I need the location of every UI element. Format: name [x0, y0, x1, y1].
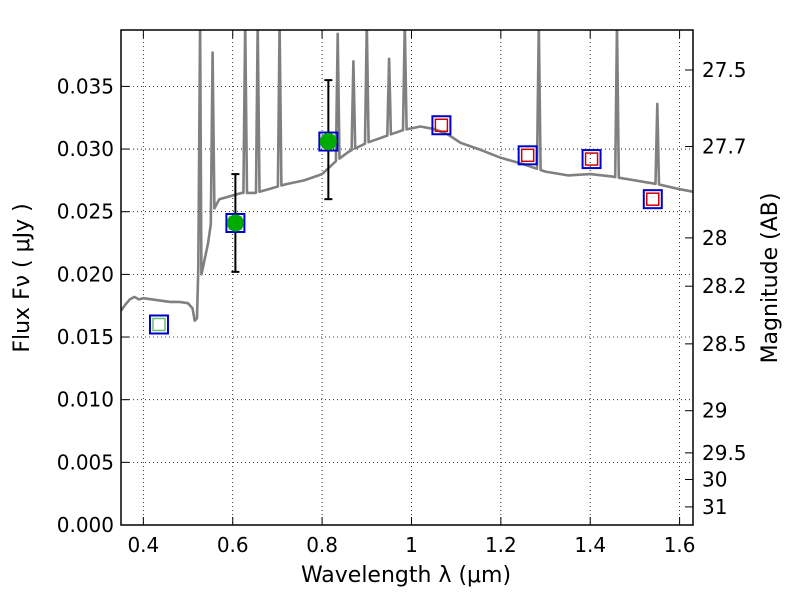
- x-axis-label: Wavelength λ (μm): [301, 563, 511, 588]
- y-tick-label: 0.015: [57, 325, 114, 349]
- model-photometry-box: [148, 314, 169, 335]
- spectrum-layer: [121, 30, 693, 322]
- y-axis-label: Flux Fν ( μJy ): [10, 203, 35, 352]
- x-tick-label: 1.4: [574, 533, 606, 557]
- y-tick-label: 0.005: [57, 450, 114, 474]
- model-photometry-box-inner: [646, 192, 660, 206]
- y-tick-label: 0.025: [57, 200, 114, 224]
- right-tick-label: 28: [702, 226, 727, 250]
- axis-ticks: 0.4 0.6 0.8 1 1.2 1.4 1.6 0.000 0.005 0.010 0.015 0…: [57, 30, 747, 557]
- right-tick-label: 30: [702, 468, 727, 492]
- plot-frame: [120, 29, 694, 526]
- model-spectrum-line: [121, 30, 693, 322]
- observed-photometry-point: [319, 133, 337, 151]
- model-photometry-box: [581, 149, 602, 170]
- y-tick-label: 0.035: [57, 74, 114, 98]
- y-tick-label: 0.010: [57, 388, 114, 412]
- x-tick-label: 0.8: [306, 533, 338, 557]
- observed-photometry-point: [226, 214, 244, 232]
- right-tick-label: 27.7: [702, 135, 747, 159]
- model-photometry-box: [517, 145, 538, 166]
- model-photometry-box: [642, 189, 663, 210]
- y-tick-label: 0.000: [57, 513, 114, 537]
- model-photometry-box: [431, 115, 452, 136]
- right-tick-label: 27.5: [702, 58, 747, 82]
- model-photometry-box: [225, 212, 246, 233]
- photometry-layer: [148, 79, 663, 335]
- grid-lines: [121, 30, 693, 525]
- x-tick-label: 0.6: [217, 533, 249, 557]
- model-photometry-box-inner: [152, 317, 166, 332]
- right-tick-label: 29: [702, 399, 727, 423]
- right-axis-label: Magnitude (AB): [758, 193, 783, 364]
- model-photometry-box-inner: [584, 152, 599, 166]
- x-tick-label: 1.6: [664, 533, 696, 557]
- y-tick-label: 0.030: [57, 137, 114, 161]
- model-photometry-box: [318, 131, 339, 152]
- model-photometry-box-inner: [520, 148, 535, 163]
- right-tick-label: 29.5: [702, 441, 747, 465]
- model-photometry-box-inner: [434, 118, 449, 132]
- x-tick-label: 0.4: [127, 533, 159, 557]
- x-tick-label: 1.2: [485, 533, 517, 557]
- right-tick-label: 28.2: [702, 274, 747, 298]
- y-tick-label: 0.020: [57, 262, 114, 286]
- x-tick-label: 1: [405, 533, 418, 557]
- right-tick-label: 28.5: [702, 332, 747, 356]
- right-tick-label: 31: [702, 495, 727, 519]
*****
* AIM OF THE TASK
Format the item above as a JSON list of strings, one string per line with blank lines dropped, and leave the picture out.

* RESPONSE TO THE TASK
[
  "I need the location of every UI element. Format: name [x0, y0, x1, y1].",
  "- x-axis-label: Wavelength λ (μm): [301, 563, 511, 588]",
  "- y-tick-label: 0.015: [57, 325, 114, 349]",
  "- model-photometry-box: [148, 314, 169, 335]",
  "- spectrum-layer: [121, 30, 693, 322]",
  "- y-axis-label: Flux Fν ( μJy ): [10, 203, 35, 352]",
  "- x-tick-label: 1.4: [574, 533, 606, 557]",
  "- y-tick-label: 0.005: [57, 450, 114, 474]",
  "- model-photometry-box-inner: [646, 192, 660, 206]",
  "- y-tick-label: 0.025: [57, 200, 114, 224]",
  "- right-tick-label: 28: [702, 226, 727, 250]",
  "- axis-ticks: 0.4 0.6 0.8 1 1.2 1.4 1.6 0.000 0.005 0.010 0.015 0…: [57, 30, 747, 557]",
  "- right-tick-label: 30: [702, 468, 727, 492]",
  "- plot-frame: [120, 29, 694, 526]",
  "- model-spectrum-line: [121, 30, 693, 322]",
  "- observed-photometry-point: [319, 133, 337, 151]",
  "- model-photometry-box: [581, 149, 602, 170]",
  "- y-tick-label: 0.035: [57, 74, 114, 98]",
  "- y-tick-label: 0.010: [57, 388, 114, 412]",
  "- x-tick-label: 0.8: [306, 533, 338, 557]",
  "- observed-photometry-point: [226, 214, 244, 232]",
  "- right-tick-label: 27.7: [702, 135, 747, 159]",
  "- model-photometry-box: [517, 145, 538, 166]",
  "- model-photometry-box: [642, 189, 663, 210]",
  "- y-tick-label: 0.000: [57, 513, 114, 537]",
  "- model-photometry-box: [431, 115, 452, 136]",
  "- right-tick-label: 27.5: [702, 58, 747, 82]",
  "- model-photometry-box: [225, 212, 246, 233]",
  "- photometry-layer: [148, 79, 663, 335]",
  "- grid-lines: [121, 30, 693, 525]",
  "- x-tick-label: 0.6: [217, 533, 249, 557]",
  "- model-photometry-box-inner: [152, 317, 166, 332]",
  "- right-tick-label: 29: [702, 399, 727, 423]",
  "- right-axis-label: Magnitude (AB): [758, 193, 783, 364]",
  "- model-photometry-box-inner: [584, 152, 599, 166]",
  "- x-tick-label: 1.6: [664, 533, 696, 557]",
  "- y-tick-label: 0.030: [57, 137, 114, 161]",
  "- model-photometry-box: [318, 131, 339, 152]",
  "- model-photometry-box-inner: [520, 148, 535, 163]",
  "- right-tick-label: 29.5: [702, 441, 747, 465]",
  "- model-photometry-box-inner: [434, 118, 449, 132]",
  "- x-tick-label: 0.4: [127, 533, 159, 557]",
  "- x-tick-label: 1.2: [485, 533, 517, 557]",
  "- right-tick-label: 28.2: [702, 274, 747, 298]",
  "- y-tick-label: 0.020: [57, 262, 114, 286]",
  "- x-tick-label: 1: [405, 533, 418, 557]",
  "- right-tick-label: 28.5: [702, 332, 747, 356]",
  "- right-tick-label: 31: [702, 495, 727, 519]"
]